━━━ MATERIAL SHOWN

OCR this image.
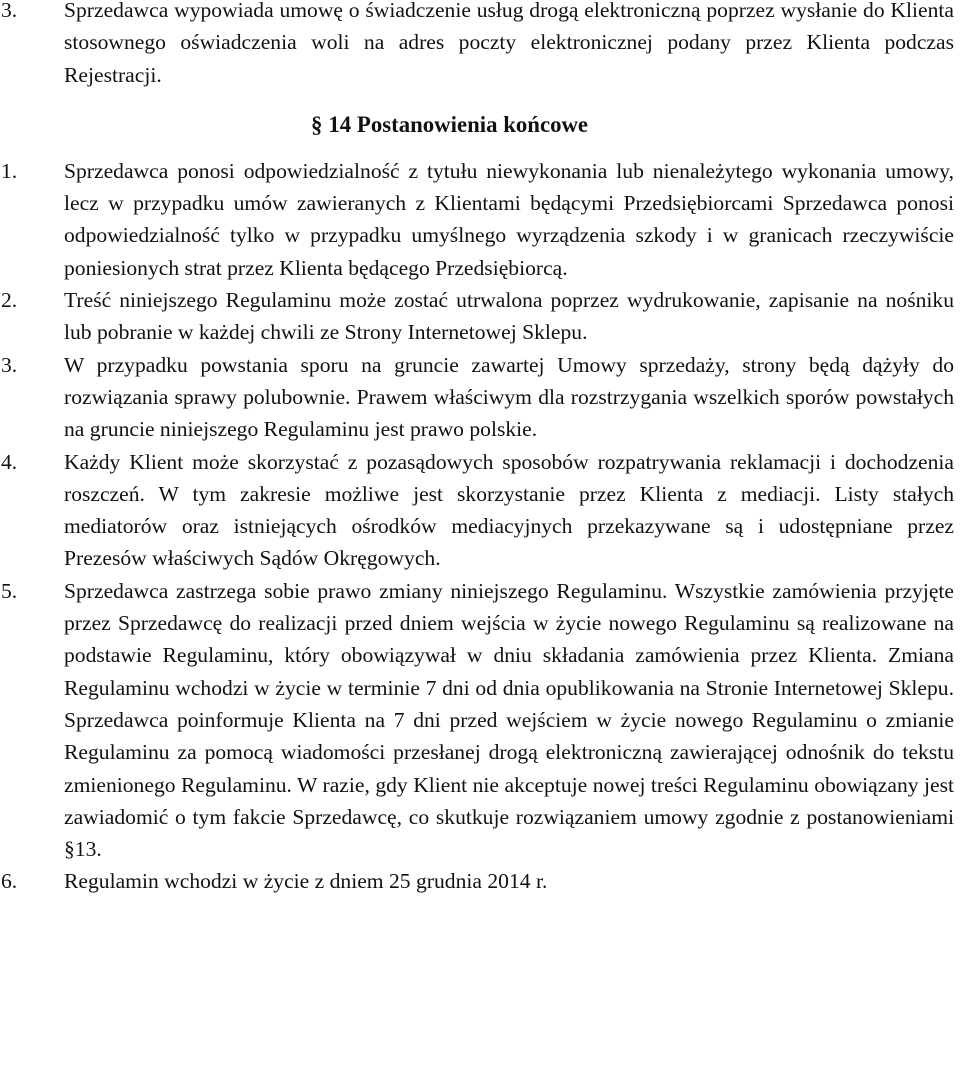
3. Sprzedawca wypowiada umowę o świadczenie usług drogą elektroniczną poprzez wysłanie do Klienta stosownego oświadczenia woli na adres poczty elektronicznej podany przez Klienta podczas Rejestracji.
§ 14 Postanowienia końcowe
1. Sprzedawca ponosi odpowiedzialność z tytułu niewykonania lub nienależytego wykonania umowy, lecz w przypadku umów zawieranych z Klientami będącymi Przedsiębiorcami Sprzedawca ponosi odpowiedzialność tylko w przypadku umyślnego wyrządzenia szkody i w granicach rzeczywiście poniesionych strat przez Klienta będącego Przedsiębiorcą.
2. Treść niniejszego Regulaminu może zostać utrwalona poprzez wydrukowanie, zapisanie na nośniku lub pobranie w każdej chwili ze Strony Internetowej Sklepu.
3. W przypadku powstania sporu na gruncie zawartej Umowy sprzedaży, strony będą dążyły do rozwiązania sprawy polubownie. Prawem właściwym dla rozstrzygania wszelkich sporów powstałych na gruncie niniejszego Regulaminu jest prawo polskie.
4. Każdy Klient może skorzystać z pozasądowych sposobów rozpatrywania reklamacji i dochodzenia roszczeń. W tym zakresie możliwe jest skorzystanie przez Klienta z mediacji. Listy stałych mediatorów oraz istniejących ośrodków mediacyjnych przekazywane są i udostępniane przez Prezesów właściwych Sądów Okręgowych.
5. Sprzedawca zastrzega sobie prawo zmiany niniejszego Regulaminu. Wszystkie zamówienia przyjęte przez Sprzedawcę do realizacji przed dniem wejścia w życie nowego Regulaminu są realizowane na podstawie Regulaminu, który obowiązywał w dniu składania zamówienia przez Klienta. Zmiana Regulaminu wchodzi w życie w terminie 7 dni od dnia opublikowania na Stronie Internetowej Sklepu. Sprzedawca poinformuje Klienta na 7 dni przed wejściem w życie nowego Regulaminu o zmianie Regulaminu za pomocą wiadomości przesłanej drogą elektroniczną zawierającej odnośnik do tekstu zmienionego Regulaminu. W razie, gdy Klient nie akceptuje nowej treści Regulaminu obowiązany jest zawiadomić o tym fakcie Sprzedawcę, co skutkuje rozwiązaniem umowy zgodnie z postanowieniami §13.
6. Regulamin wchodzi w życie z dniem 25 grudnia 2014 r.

━━━━━━

WHAT YOU WILL DO - Looking at the listing above, count the lines that contain "prawo" and give nothing but the number.

IN RESPONSE - 2